Collect the lines of the entries where "breaks" shows up.
═════ Records to process ═════
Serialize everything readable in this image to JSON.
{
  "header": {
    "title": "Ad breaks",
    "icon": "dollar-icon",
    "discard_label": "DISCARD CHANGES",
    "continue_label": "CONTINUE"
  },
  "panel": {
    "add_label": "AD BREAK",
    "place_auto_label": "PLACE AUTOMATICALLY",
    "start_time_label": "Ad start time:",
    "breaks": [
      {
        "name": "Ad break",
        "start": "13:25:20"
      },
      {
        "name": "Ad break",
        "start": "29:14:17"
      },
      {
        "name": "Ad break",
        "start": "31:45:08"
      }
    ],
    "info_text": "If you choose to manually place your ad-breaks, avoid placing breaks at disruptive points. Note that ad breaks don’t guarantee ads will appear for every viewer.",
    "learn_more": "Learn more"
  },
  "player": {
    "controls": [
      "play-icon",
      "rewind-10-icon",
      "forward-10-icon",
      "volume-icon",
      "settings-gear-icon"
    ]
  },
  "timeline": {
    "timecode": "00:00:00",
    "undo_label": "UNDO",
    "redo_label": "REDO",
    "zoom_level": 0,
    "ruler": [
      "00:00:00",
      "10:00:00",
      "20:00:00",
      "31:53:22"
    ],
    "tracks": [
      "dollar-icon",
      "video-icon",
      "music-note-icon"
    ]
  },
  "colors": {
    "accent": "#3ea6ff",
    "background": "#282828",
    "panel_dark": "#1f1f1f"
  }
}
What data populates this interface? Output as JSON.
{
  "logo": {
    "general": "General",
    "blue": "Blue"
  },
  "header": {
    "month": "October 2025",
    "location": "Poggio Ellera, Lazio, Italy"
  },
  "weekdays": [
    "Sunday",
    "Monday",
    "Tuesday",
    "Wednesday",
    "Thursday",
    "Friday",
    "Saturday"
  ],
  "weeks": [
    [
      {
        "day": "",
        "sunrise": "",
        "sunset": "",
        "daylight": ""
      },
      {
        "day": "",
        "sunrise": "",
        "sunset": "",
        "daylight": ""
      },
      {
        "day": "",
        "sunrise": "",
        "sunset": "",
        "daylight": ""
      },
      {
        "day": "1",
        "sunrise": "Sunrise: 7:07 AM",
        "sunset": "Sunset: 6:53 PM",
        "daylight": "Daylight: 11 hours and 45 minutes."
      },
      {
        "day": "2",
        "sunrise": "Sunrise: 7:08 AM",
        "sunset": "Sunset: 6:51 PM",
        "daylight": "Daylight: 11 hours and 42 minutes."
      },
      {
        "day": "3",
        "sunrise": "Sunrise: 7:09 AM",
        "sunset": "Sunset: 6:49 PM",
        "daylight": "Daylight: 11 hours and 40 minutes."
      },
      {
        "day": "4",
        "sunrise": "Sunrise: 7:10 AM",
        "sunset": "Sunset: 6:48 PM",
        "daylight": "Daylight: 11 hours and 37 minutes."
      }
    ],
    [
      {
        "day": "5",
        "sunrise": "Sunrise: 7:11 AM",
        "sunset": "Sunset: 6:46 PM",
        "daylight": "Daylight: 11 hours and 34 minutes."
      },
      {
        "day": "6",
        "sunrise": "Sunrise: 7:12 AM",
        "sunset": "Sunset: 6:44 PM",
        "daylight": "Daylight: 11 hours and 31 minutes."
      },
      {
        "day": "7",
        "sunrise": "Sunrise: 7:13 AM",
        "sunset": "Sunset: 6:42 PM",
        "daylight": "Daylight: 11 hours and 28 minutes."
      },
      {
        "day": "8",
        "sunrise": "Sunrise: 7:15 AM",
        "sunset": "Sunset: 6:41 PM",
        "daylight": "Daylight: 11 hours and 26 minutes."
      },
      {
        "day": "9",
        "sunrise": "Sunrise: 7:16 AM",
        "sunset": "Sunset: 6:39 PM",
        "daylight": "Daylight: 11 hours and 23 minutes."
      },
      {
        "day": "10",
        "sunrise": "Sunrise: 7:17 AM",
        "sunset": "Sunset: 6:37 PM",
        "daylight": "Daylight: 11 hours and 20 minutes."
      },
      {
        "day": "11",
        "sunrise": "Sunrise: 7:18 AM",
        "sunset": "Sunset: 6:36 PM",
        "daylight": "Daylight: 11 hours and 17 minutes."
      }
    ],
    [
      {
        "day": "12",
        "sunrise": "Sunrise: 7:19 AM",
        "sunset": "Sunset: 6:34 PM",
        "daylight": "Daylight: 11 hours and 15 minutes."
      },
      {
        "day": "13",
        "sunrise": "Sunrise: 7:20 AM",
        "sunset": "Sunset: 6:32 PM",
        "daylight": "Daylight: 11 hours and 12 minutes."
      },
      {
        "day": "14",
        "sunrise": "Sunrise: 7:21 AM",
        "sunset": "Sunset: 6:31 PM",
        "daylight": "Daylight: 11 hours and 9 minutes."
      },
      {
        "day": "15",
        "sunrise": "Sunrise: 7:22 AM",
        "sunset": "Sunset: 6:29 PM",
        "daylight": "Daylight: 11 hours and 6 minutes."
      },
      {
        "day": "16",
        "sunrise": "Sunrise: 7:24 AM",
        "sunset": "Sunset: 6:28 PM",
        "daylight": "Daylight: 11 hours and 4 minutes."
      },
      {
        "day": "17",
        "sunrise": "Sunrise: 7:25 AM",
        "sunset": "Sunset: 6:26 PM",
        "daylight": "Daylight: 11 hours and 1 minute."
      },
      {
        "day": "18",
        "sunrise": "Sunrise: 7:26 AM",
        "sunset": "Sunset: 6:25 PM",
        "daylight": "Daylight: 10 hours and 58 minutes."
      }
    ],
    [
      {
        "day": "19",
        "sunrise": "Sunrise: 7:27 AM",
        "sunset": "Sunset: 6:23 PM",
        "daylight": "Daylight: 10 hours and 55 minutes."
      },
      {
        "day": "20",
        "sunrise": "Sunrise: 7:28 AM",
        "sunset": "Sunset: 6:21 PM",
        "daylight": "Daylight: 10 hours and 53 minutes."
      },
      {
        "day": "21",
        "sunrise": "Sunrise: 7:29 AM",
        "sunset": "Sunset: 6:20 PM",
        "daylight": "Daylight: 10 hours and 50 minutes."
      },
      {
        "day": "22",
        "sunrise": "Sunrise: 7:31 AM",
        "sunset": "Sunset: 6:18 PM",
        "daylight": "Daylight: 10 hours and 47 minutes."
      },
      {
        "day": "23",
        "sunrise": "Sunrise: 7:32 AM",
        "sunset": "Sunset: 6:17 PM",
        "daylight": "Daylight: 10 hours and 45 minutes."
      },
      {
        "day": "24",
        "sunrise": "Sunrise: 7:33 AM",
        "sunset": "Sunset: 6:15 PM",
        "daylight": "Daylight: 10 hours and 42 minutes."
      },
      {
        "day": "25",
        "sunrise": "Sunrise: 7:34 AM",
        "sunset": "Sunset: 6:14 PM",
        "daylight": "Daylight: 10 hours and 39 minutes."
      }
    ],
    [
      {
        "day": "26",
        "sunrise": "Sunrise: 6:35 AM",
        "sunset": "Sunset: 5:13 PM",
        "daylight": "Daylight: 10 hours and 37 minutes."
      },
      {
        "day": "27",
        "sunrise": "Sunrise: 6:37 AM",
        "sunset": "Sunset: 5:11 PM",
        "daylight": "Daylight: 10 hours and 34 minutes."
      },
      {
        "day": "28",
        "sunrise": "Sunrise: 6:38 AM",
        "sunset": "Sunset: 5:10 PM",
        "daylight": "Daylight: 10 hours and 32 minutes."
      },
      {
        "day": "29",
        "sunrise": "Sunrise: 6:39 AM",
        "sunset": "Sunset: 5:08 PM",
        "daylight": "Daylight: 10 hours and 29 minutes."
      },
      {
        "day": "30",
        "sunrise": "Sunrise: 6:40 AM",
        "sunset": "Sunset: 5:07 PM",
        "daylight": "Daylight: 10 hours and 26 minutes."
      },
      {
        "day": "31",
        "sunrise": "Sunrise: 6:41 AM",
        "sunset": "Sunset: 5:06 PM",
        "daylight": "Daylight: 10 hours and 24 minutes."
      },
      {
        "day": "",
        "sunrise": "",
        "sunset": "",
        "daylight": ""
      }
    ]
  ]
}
═════
**Output of the exercise:**
    "title": "Ad breaks",
    "breaks": [
    "info_text": "If you choose to manually place your ad-breaks, avoid placing breaks at disruptive points. Note that ad breaks don’t guarantee ads will appear for every viewer.",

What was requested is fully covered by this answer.